◆ **WHAT THIS TASK INVOLVES**:
Where a line of the listing below includes the word "time", reproduce that line.

◆ **GIVEN RECORDS**:
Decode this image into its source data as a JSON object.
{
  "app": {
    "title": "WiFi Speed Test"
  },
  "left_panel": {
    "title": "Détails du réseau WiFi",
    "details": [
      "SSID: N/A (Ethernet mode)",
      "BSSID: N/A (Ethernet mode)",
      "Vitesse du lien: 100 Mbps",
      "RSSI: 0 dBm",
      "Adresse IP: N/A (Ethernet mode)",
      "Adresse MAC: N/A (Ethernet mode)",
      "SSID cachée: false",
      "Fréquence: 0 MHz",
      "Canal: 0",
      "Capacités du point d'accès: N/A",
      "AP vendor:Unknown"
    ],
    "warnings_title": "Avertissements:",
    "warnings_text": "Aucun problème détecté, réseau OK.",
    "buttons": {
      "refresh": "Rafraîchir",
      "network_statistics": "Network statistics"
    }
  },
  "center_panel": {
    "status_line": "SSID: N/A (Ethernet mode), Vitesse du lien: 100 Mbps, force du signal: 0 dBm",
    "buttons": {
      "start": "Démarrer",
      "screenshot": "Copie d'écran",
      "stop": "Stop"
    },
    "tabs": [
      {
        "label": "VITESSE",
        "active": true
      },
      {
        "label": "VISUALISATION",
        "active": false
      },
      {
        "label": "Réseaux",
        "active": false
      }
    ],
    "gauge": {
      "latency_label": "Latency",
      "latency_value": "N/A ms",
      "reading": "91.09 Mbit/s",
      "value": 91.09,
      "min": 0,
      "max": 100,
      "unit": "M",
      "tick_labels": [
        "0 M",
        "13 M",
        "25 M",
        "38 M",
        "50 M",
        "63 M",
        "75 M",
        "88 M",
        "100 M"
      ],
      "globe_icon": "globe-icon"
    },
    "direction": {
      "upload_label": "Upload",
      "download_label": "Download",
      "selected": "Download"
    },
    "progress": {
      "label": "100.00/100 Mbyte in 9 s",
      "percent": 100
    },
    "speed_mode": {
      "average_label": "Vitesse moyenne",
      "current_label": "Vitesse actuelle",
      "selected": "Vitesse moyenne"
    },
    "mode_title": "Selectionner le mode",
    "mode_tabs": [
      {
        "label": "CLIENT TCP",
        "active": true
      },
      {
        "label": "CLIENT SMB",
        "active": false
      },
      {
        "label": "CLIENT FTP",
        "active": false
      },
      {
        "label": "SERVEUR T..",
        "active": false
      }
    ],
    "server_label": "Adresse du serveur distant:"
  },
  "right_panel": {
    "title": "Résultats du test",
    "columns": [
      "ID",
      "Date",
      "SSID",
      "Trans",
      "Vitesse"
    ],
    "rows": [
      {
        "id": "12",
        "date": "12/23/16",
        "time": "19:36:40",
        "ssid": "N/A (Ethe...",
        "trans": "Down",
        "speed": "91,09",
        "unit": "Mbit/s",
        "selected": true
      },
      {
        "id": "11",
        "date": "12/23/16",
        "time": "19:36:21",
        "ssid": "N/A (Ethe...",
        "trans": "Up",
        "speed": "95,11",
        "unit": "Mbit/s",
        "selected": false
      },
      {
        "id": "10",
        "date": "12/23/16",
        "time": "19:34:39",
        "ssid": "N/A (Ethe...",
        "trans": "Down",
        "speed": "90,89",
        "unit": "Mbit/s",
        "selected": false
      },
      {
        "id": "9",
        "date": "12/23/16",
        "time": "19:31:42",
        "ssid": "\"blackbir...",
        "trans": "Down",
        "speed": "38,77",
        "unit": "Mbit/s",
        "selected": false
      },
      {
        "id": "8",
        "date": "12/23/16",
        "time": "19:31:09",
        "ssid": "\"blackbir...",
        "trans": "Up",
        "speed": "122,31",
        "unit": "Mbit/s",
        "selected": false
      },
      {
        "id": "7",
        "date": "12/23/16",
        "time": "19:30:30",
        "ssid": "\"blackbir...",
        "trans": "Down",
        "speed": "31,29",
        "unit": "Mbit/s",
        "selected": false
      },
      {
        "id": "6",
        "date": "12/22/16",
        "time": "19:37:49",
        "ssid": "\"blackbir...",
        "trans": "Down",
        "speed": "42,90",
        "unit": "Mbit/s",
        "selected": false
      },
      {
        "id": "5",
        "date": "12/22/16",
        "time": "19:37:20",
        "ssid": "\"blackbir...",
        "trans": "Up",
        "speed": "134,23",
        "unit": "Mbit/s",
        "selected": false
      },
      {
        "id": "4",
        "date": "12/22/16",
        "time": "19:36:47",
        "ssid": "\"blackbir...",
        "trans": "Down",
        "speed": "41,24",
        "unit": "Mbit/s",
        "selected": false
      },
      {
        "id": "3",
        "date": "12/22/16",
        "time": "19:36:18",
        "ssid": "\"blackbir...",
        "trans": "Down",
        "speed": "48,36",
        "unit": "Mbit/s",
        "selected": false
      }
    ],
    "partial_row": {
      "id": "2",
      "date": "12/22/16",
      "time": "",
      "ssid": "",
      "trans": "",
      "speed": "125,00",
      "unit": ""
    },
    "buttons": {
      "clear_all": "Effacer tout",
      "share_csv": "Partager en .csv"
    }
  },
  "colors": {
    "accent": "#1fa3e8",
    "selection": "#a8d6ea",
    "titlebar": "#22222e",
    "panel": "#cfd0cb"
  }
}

◆ **FULL SOLUTION**:
        "time": "19:36:40",
        "time": "19:36:21",
        "time": "19:34:39",
        "time": "19:31:42",
        "time": "19:31:09",
        "time": "19:30:30",
        "time": "19:37:49",
        "time": "19:37:20",
        "time": "19:36:47",
        "time": "19:36:18",
      "time": "",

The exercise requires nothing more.